# COMPLETE THE FOLLOWING:
A – Answer these questions using the ccube setup text below:
(i) What command installs the package?
(ii) How many mutations does the toy dataset contain?
(iii) What value is passed to set.seed?
B – Transcribe the ccube setup text below, starting at "library(dplyr)" and ending at "set.seed(1234)".
C – Pick up the ccube setup text below after its last line and continue it.

# TEXT TO READ:
☆ ☆ ☆ ☆ ☆ ☆ ☆

In keyuan/ccube: ccube

Installation

devtools::install_github("keyuan/ccube")

# wch's setting 
knitr::opts_chunk$set(collapse = TRUE, comment = "#>")

library(ccube)

library(dplyr)
#library(doParallel)
options(stringsAsFactors = F)

Generate a synthetic data set

First, we generate a toy dataset with 500 mutations

set.seed(1234)

☆ ☆ ☆ ☆ ☆ ☆ ☆

# EXTRACTED MATERIAL:
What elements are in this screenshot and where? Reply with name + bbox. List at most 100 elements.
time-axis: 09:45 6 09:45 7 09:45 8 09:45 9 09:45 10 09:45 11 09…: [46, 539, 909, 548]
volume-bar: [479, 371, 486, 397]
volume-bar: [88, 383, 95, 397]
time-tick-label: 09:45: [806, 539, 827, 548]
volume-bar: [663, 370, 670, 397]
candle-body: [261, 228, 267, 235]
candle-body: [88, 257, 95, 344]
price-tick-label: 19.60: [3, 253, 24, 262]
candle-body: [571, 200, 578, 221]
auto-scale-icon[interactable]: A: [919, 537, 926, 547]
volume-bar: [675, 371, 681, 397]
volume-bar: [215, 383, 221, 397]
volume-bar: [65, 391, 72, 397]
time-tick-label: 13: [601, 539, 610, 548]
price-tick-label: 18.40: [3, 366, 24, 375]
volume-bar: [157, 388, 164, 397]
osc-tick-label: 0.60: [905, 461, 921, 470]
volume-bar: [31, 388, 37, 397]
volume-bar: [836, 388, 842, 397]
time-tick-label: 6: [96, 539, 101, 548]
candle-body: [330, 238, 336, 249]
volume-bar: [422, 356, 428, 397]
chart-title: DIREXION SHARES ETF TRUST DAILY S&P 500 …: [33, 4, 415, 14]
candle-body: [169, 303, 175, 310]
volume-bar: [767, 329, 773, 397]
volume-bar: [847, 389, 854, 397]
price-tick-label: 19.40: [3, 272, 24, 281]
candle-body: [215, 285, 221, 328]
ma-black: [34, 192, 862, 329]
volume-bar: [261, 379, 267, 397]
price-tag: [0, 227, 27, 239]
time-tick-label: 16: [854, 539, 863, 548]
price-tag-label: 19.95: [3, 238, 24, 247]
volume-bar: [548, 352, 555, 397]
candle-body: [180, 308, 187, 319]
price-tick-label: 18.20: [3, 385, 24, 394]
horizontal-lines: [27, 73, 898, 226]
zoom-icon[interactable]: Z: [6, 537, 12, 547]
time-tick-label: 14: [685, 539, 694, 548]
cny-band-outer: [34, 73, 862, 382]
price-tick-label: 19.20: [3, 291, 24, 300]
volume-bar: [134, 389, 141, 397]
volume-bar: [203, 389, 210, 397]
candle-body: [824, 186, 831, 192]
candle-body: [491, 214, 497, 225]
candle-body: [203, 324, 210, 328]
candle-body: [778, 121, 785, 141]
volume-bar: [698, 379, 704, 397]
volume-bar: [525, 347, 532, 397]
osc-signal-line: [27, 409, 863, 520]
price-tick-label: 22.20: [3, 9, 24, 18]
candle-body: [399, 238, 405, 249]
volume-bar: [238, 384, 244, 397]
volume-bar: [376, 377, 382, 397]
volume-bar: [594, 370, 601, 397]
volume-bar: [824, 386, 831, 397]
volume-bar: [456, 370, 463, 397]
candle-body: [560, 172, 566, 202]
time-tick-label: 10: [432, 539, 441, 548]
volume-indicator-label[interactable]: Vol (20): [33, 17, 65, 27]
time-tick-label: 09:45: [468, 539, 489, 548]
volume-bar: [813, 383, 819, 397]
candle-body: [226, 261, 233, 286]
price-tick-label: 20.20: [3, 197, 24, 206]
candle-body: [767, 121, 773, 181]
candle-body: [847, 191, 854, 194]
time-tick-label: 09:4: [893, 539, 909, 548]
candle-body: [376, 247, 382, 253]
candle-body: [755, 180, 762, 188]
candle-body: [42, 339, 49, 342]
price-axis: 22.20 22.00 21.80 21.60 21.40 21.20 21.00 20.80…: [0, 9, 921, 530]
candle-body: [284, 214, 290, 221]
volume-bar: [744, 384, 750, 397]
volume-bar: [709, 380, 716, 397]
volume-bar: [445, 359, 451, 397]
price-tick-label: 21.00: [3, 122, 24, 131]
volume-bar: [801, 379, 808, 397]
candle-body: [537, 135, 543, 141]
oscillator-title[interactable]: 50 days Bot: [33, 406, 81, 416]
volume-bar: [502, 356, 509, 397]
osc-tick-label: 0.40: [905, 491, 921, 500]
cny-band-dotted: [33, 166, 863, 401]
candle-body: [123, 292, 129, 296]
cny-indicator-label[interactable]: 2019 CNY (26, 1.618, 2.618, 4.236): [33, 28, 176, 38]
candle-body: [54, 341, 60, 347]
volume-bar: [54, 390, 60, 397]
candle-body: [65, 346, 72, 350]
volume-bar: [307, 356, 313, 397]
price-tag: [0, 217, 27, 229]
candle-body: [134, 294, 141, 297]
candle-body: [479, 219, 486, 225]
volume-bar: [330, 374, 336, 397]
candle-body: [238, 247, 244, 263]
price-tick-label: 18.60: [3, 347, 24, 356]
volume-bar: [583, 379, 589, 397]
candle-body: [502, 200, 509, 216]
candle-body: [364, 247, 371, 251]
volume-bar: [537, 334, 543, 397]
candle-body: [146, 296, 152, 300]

☆ ☆ ☆ ☆ ☆ ☆ ☆

# TASK RESPONSES:
A –
(i) devtools::install_github("keyuan/ccube")
(ii) 500
(iii) 1234

B –
library(dplyr)
#library(doParallel)
options(stringsAsFactors = F)

Generate a synthetic data set

First, we generate a toy dataset with 500 mutations

set.seed(1234)

C –
numSnv <- 500
ccfSet <- c(1, 0.7, 0.3) # true ccf pool
ccfTrue <- sample(ccfSet, numSnv, c(0.5,0.2,0.3), replace = T) # simulate true clusters
purity <- 0.8
cnPoolMaj <- c(1,2,3,4) # a pool of possible major copy numbers
cnPoolMin <- c(0,1,2) # a pool of possible minor copy numbers
cnPoolMajFractions <- c(1/4, 1/4, 1/4, 1/4) # prevalence of possible major copy numbers
cnPoolMinFractions <- c(1/3, 1/3, 1/3) # prevalence of possible minor copy numbers

cnProfile = GenerateCopyNumberProfile(cnPoolMaj, cnPoolMin, 
                                      cnPoolMajFractions, cnPoolMinFractions, numSnv)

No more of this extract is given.